### Activity
Pull every line containing "FATALITY" from the listing.
Given data below:
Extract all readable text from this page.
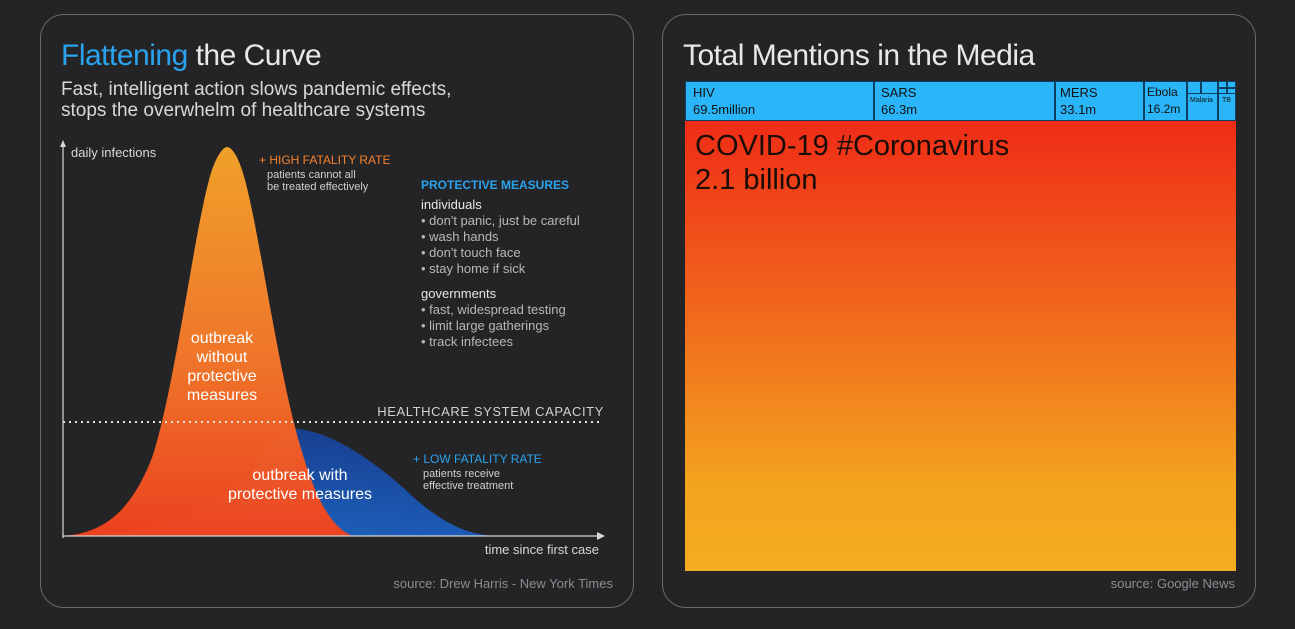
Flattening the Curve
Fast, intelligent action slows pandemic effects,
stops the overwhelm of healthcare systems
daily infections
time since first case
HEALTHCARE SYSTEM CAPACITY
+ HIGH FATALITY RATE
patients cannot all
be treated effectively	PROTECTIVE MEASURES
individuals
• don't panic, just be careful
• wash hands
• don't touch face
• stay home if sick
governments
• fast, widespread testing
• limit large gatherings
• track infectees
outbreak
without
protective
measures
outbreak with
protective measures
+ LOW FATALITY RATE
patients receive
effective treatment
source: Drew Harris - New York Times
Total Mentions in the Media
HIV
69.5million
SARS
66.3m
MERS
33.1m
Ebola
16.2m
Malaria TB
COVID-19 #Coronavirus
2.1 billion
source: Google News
End of Given data.
### Completed task
+ HIGH FATALITY RATE
+ LOW FATALITY RATE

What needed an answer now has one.